[Opening DOCUMENT SEGMENT section]

The contra-alto clarinet, sometimes referred to as the E♭ contrabass clarinet, is a large clarinet pitched a perfect fifth below the B♭ bass clarinet. It is a transposing instrument in E♭ sounding an octave and a major sixth below its written pitch, between the bass clarinet and the B♭ contrabass clarinet.

The contra-alto clarinet is often used in clarinet choirs and ensembles of clarinets and saxophones. It may also be present in a wind band. The repertoire for contra-alto clarinet in the symphony orchestra is limited. In ensembles it is usually used in unison with the other woodwind instruments, such as (bassoon, bass clarinet and contrabass clarinet), or it plays the lower octave in addition.

== History ==

The contra-alto clarinet is largely a development of the 2nd half of the 20th century, although there were some precursors in the 19th century:
- In 1829, Johann Heinrich Gottlieb Streitwolf, an instrument maker in Göttingen, introduced an instrument tuned in F in the shape and fingering of a basset horn, which could be called a contrabasset horn because it played an octave lower than it.
- Around 1890 the Belgian clarinet maker Eugène Albert or his son E. J. Albert also developed an alto clarinet in F, but without the additional basset notes typical of the basset horn notated C to it.
- In 1851, Adolphe Sax applied for a patent for an instrument, he called "contrabass clarinet in E♭" in order to replace the bowed contrabass of symphony orchestras in wind bands with an instrument whose lowest sounding note is contra-G or G1, like the contrabass. This is the case with a contra clarinet tuned in E♭, whose written lowest tone is the small E♭ (E-flat_{3}), as with most clarinets. The pitch of this instrument today identifies it as a contra alto clarinet. However, it never came onto the market.
- Around 1880 the Italian clarinet maker Alessandro Maldura built a contra alto clarinet in E of grenadilla wood with 14 keys, 1.93 m long, which he called Clarone grande, exhibited at the 1881 Italian National Exhibition in Milan.

===20th century===
- Georges Leblanc Paris built two models of a contra-alto clarinet in E-flat, Model 350 and 352, from metal. Model 350 was in a curved shape (known as a paperclip) and went to written low C. These models also have three trill keys on the right side of the upper joint. The curved shape makes the instrument much easier to transport than the traditional straight, non-dismantled model. Model 352 was straight in a bass clarinet-shape to written low E♭.

Other makers of contra-alto clarinets have developed mainly stretched models. These include:
- Henri Selmer Paris
  - Model 26/40 in rosewood to written E, E♭, or D
- Buffet Crampon
  - Metal model patented in 1891 for Evette and Schaeffer (patent FR218373/5)

[Closing DOCUMENT SEGMENT section]
[Opening RECORDS SHOWN section]

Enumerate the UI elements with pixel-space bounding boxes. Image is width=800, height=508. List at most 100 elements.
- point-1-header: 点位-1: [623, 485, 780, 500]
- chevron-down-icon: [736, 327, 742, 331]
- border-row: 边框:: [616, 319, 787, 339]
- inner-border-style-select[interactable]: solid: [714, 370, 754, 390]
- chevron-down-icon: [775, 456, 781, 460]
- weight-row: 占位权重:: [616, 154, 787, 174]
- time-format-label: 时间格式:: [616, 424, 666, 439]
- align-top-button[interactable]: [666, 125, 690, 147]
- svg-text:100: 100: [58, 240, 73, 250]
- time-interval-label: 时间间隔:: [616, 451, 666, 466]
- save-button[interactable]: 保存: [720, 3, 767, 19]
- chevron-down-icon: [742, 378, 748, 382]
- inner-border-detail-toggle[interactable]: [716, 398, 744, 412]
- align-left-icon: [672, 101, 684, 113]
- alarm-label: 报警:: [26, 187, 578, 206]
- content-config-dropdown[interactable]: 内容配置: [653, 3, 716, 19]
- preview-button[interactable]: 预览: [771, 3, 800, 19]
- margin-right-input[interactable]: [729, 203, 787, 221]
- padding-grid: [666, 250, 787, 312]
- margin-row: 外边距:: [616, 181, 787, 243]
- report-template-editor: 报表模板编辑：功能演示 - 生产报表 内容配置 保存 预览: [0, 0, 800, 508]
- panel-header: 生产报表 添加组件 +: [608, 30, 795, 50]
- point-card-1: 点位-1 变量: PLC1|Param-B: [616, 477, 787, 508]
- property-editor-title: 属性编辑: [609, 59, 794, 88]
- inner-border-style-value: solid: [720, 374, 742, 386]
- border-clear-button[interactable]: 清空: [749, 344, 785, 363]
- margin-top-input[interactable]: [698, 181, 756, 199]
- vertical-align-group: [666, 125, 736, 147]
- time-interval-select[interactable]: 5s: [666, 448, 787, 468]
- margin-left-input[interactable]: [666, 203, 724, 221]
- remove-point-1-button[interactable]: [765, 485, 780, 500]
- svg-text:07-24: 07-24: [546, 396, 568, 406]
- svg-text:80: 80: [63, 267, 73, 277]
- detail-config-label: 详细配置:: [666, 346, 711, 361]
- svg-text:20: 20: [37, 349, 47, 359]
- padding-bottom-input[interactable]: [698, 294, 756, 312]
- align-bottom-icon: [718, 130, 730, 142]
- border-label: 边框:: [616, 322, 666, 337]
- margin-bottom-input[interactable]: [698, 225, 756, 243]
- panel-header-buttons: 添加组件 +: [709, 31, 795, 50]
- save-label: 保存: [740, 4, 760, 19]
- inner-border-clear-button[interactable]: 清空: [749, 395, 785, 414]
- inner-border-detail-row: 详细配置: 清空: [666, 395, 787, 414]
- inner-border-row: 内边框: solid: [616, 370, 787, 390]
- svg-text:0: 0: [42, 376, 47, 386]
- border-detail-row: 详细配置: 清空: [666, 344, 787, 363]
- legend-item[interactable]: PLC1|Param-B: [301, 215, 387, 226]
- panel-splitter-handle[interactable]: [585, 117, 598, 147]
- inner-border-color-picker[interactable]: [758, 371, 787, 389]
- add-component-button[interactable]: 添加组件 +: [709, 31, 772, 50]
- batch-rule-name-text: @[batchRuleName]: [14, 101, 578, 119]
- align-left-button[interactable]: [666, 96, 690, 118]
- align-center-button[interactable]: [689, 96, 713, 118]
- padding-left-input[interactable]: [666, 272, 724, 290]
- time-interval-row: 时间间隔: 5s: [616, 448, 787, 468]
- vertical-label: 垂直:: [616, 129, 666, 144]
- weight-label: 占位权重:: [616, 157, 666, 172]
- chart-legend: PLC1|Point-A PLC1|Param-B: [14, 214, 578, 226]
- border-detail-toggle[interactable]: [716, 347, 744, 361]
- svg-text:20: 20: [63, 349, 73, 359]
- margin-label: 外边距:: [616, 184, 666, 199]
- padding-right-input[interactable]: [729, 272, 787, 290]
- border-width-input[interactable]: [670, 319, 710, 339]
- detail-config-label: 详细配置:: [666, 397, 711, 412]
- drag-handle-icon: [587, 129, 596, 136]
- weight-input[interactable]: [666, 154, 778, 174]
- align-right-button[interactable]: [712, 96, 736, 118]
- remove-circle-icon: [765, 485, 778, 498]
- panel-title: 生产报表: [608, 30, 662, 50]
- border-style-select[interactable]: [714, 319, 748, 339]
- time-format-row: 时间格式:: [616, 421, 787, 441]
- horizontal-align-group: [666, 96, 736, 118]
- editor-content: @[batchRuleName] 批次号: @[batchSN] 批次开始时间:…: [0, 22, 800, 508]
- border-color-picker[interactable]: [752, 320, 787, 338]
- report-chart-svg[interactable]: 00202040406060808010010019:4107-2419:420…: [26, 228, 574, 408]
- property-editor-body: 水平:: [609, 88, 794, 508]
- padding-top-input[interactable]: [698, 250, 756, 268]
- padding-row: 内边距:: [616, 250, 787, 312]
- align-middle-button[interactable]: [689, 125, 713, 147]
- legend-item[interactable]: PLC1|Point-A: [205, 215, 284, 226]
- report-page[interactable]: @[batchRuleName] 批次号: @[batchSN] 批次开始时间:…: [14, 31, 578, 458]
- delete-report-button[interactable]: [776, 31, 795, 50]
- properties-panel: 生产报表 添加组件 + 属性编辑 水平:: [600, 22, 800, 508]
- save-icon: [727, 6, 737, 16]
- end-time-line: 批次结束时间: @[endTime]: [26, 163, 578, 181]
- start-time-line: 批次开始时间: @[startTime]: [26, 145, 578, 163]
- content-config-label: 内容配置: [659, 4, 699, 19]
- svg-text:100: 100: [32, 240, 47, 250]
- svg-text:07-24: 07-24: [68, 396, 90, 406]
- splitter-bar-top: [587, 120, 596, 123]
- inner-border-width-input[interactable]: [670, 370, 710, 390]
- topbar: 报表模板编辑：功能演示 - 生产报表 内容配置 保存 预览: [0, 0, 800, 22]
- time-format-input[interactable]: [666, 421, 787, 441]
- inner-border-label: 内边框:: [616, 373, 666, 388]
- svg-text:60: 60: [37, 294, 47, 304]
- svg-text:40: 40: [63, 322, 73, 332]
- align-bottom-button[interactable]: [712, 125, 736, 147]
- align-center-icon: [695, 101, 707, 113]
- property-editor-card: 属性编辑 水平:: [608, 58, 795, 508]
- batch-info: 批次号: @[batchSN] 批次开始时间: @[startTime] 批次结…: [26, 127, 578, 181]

[Closing RECORDS SHOWN section]

◆ BRIEF 1
Translate this sentence from the contra-alto clarinet text into Spanish: "The repertoire for contra-alto clarinet in the symphony orchestra is limited."
◆ BRIEF 2
Rewrite the contra-alto clarinet text between "- Around 1890" and "notated C to it.", inclusive, with "Belgian" updated to "Flemish".
The items have nothing to do with the contra-alto clarinet text.

◆ TASK RESPONSE 1
El repertorio para clarinete contralto en la orquesta sinfónica es limitado.

◆ TASK RESPONSE 2
- Around 1890 the Flemish clarinet maker Eugène Albert or his son E. J. Albert also developed an alto clarinet in F, but without the additional basset notes typical of the basset horn notated C to it.